— start —

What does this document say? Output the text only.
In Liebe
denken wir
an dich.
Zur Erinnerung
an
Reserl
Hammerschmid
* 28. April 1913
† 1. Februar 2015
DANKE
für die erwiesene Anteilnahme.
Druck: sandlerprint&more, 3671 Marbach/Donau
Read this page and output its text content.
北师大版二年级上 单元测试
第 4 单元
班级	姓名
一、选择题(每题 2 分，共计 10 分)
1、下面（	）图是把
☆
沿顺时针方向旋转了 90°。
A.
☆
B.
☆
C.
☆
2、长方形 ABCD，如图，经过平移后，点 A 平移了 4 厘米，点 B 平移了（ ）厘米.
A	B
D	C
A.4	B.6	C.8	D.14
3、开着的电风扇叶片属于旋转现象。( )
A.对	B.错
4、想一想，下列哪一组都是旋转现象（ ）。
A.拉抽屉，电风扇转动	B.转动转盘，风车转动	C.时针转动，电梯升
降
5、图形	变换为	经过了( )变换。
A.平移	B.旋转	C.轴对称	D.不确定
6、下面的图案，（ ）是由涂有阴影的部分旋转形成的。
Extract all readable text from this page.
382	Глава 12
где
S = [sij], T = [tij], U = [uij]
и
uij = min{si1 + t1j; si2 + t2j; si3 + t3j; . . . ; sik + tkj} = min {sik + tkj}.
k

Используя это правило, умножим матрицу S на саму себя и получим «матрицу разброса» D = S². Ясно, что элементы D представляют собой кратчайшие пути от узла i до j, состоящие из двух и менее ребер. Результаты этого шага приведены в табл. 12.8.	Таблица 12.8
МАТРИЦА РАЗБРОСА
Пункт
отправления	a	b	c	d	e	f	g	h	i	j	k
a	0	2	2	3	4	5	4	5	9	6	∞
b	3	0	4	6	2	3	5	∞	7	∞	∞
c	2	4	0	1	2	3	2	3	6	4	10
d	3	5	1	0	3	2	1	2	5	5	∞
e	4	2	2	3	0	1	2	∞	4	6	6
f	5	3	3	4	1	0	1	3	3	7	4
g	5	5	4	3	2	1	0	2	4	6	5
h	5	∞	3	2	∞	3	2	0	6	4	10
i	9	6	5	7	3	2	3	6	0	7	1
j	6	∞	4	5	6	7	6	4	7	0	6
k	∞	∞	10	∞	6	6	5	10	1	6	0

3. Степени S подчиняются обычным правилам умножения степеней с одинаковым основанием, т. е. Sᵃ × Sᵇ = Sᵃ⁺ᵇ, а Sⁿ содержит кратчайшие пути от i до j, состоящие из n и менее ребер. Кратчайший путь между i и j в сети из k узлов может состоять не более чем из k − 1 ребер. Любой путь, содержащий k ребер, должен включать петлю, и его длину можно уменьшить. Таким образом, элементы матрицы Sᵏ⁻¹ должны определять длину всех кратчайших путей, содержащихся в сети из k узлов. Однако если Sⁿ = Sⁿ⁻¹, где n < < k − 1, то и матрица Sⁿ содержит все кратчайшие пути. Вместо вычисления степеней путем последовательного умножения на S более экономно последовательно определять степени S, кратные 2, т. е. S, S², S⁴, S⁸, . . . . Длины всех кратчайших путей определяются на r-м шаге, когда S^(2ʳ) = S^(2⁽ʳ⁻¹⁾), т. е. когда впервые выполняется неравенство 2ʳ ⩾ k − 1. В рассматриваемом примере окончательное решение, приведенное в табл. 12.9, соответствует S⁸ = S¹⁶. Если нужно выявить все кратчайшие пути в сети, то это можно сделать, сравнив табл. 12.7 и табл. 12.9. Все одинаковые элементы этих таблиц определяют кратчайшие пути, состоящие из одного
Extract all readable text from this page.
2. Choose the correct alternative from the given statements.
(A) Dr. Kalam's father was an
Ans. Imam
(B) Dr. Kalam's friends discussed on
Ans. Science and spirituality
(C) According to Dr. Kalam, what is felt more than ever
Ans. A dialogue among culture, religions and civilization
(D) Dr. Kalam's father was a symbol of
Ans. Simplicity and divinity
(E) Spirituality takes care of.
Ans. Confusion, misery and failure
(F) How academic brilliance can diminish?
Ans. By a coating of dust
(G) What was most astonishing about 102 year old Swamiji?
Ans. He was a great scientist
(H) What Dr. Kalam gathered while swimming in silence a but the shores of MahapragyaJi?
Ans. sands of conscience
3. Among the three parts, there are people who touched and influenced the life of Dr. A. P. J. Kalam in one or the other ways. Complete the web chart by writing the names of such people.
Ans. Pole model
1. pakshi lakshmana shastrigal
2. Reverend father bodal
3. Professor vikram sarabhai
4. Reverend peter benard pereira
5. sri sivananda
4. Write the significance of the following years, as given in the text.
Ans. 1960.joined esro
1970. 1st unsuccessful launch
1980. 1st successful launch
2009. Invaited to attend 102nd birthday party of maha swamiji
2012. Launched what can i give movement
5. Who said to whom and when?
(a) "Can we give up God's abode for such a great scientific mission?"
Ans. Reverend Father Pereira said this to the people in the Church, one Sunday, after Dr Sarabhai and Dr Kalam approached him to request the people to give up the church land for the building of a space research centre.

— end —

§ Challenge
Search the data above for lines holding "Reverend" and copy each of them.

§ Task response
2. Reverend father bodal
4. Reverend peter benard pereira
Ans. Reverend Father Pereira said this to the people in the Church, one Sunday, after Dr Sarabhai and Dr Kalam approached him to request the people to give up the church land for the building of a space research centre.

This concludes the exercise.